Exercise prompt:
Search the entries for the word "this" and pull out each line that has it.
-- Start of Extracted records --
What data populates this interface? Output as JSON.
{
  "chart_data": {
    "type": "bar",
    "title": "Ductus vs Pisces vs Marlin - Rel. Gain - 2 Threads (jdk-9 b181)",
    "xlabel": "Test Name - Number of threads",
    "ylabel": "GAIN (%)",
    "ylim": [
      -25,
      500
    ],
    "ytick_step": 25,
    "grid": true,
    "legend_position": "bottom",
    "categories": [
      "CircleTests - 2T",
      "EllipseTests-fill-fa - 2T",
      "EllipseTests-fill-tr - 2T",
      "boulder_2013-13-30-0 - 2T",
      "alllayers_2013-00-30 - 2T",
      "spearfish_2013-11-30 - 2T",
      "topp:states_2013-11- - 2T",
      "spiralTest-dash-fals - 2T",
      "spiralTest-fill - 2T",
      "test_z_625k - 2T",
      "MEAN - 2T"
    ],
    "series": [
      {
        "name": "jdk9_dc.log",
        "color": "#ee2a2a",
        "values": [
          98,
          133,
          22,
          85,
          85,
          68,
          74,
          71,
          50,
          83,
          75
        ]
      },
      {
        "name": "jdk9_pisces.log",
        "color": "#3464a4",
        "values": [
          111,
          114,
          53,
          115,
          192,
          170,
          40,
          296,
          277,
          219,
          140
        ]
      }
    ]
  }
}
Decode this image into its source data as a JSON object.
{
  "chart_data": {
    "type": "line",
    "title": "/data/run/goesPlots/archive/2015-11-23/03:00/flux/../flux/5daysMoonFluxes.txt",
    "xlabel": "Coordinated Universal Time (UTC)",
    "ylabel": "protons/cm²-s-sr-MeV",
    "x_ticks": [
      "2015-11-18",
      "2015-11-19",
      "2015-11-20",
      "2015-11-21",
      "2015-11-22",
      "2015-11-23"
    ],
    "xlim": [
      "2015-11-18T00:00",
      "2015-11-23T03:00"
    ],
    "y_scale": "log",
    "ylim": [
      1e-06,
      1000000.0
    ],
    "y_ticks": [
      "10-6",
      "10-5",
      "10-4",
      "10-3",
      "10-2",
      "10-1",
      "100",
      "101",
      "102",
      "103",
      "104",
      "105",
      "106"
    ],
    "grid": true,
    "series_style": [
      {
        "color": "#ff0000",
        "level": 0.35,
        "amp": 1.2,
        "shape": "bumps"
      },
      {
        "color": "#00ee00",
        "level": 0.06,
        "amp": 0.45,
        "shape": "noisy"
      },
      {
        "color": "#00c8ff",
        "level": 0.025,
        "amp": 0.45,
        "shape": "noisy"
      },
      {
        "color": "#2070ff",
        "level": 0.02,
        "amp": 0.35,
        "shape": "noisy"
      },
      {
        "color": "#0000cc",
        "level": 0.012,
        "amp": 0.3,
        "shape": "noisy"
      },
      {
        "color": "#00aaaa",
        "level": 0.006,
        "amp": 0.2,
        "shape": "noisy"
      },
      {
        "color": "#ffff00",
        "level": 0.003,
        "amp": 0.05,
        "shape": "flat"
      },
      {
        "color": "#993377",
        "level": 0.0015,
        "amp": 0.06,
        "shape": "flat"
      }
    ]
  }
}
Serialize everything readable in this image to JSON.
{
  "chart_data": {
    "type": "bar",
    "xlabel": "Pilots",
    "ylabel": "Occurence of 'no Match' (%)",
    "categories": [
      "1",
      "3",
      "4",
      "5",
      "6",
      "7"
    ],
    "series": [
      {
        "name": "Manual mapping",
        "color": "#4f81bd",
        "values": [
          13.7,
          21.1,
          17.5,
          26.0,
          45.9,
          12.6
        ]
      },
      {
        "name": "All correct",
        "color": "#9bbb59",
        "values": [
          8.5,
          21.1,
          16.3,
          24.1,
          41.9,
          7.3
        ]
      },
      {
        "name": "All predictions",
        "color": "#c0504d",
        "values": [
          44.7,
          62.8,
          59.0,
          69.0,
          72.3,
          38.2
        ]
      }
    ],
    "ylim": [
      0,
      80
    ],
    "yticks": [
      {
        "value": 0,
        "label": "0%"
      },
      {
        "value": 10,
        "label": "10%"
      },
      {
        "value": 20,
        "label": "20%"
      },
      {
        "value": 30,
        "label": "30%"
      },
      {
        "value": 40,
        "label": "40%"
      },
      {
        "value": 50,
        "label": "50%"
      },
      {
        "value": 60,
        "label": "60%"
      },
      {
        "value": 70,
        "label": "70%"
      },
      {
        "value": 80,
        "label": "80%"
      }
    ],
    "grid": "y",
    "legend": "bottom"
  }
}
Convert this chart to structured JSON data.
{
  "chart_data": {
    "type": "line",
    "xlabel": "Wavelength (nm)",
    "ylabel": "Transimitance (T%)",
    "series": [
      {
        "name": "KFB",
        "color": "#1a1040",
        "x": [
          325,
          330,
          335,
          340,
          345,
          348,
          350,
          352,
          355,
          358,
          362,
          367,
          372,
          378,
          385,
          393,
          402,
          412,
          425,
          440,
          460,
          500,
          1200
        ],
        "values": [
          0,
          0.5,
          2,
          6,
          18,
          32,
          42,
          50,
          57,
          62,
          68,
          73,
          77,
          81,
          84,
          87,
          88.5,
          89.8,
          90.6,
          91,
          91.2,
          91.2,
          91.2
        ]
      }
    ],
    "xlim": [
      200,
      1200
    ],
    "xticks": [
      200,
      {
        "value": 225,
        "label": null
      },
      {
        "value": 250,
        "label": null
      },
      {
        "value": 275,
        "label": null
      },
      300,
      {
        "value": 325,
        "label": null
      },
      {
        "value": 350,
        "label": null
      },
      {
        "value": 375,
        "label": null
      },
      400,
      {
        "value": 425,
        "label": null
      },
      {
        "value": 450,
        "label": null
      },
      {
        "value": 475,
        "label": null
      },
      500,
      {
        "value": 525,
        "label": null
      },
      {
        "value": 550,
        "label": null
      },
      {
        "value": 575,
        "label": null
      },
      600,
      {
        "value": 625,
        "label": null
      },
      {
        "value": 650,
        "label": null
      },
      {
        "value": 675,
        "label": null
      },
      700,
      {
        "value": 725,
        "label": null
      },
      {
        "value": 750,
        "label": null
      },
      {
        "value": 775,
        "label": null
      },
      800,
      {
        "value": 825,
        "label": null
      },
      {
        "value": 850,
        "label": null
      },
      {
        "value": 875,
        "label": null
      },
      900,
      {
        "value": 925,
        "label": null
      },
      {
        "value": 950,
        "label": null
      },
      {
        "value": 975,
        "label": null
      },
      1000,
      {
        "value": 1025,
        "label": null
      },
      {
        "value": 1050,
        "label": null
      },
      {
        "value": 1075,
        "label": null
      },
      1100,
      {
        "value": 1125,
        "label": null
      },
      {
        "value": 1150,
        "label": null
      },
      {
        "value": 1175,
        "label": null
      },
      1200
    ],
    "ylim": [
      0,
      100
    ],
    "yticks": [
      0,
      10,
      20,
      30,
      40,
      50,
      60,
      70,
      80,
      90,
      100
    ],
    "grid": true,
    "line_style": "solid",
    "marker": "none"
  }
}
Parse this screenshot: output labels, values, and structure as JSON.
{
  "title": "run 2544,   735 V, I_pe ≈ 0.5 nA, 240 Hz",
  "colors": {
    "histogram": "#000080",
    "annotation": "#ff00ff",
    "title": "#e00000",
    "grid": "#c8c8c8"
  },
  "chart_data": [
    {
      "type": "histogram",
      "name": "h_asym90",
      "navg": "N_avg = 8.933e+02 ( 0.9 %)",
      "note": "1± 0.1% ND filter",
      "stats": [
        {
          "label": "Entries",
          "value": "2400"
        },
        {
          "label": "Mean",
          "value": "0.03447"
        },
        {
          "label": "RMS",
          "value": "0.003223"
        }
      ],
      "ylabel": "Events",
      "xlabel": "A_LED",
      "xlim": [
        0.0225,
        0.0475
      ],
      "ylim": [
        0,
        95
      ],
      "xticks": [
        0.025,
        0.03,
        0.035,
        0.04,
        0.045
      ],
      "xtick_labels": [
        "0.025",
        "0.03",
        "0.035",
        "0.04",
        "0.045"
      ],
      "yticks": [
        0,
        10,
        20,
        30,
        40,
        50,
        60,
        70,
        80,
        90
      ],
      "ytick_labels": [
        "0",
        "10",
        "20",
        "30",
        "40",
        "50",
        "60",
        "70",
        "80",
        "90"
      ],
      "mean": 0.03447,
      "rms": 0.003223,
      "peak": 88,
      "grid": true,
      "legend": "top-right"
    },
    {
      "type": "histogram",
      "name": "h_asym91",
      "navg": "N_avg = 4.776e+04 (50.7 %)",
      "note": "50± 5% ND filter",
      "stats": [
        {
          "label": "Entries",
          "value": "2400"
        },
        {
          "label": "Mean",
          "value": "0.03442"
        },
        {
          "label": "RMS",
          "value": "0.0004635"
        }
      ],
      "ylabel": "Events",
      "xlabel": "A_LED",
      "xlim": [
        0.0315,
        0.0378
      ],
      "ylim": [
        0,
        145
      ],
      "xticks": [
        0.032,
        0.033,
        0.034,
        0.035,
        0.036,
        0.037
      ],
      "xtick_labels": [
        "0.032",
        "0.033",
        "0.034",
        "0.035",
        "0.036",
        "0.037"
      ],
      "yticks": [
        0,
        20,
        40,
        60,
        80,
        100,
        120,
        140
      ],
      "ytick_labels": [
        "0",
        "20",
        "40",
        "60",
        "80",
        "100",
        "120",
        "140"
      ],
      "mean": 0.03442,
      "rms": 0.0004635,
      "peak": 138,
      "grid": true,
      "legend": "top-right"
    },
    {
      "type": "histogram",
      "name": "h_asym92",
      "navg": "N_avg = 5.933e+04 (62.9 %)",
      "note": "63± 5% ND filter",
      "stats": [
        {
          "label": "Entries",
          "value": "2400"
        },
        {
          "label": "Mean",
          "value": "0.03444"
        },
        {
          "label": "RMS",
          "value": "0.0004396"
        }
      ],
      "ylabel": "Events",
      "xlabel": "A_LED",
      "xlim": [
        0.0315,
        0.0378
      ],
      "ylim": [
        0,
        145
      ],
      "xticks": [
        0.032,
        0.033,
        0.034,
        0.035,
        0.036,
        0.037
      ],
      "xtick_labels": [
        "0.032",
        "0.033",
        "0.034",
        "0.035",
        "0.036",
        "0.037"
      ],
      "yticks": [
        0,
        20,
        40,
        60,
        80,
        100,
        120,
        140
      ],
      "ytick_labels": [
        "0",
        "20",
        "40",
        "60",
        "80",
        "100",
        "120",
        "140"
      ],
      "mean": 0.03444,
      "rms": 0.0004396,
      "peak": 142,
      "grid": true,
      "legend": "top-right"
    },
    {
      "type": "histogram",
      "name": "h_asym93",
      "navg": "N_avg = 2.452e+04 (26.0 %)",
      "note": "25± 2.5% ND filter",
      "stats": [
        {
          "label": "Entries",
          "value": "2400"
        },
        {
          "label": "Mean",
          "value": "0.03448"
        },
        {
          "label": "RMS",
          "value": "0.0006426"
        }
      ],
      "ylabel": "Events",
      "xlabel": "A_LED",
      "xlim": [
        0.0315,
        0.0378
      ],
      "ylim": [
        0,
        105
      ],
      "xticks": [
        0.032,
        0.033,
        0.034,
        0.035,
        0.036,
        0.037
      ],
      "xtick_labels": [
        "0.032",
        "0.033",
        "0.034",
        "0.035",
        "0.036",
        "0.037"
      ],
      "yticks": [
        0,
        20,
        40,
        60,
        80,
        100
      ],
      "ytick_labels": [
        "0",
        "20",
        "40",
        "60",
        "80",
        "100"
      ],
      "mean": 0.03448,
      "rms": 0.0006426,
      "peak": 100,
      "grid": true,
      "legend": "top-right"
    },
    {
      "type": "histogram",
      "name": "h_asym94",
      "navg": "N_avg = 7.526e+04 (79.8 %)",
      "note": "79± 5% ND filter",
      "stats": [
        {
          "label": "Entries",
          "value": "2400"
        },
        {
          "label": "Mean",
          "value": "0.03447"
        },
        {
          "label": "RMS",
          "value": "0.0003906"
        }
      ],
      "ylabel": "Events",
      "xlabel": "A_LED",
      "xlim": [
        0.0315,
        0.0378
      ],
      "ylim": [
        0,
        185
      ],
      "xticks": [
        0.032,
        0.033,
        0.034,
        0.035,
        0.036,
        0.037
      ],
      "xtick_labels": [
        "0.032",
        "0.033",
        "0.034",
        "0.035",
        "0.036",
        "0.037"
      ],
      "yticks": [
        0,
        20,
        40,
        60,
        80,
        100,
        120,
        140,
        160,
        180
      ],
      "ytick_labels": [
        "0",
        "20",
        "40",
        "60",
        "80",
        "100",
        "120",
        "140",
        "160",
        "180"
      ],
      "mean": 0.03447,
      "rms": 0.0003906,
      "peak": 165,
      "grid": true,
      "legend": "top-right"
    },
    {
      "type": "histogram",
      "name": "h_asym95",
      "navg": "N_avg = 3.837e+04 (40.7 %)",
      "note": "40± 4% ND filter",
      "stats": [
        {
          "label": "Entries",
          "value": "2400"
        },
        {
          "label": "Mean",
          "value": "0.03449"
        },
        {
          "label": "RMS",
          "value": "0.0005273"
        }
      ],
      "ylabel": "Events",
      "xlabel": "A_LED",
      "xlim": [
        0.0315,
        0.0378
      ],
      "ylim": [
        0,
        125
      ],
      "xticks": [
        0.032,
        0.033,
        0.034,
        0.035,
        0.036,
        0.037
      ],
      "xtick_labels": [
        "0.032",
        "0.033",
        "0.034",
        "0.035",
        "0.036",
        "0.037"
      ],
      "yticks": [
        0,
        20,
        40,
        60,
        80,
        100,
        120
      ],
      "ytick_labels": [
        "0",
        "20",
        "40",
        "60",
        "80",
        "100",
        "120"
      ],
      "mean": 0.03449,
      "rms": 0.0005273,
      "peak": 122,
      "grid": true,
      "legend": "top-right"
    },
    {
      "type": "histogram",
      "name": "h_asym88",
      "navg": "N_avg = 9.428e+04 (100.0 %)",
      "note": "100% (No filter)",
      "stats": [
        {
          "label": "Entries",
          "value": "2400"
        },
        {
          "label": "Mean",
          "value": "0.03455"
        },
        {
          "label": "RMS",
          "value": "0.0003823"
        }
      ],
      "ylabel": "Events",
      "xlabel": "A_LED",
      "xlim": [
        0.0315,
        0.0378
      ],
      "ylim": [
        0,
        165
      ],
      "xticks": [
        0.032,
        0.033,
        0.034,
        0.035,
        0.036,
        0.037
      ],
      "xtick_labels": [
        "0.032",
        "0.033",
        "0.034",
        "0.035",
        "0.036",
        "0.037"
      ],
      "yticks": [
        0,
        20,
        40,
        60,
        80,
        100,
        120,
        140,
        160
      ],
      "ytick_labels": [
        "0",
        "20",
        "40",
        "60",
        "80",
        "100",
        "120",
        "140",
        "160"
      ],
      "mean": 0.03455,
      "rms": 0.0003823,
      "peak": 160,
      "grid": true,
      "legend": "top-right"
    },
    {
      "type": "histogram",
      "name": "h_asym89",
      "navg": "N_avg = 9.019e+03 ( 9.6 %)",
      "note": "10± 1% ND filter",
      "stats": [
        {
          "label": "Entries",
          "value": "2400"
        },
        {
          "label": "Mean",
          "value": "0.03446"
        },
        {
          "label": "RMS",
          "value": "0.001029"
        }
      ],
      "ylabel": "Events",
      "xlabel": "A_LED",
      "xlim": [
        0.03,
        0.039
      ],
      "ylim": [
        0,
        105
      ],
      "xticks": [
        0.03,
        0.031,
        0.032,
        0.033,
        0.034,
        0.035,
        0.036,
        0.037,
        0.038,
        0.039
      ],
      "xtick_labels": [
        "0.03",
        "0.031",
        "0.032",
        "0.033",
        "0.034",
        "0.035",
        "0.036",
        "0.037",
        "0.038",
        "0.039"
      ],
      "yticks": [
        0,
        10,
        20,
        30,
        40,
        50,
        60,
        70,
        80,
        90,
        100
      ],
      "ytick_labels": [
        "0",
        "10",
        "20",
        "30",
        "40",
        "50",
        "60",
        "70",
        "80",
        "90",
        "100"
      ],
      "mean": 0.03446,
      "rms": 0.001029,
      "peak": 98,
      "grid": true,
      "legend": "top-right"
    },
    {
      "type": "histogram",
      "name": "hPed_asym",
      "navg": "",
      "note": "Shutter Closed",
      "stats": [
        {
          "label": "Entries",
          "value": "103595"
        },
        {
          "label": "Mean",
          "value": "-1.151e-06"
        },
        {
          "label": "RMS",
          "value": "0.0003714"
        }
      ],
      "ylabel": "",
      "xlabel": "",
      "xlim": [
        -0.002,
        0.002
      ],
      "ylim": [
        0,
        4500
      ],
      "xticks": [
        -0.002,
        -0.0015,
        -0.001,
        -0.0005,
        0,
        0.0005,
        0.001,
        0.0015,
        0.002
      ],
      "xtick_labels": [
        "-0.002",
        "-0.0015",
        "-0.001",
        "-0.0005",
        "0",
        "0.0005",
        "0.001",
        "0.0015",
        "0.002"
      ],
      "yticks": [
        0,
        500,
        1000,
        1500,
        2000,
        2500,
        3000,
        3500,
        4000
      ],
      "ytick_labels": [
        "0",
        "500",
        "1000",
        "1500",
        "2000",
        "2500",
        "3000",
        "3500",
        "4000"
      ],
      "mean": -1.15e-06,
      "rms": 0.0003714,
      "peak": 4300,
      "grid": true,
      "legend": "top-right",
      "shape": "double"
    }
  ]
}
-- End of Extracted records --
Final result:
What data populates this interface? Output as JSON.
Decode this image into its source data as a JSON object.
Serialize everything readable in this image to JSON.
Convert this chart to structured JSON data.
Parse this screenshot: output labels, values, and structure as JSON.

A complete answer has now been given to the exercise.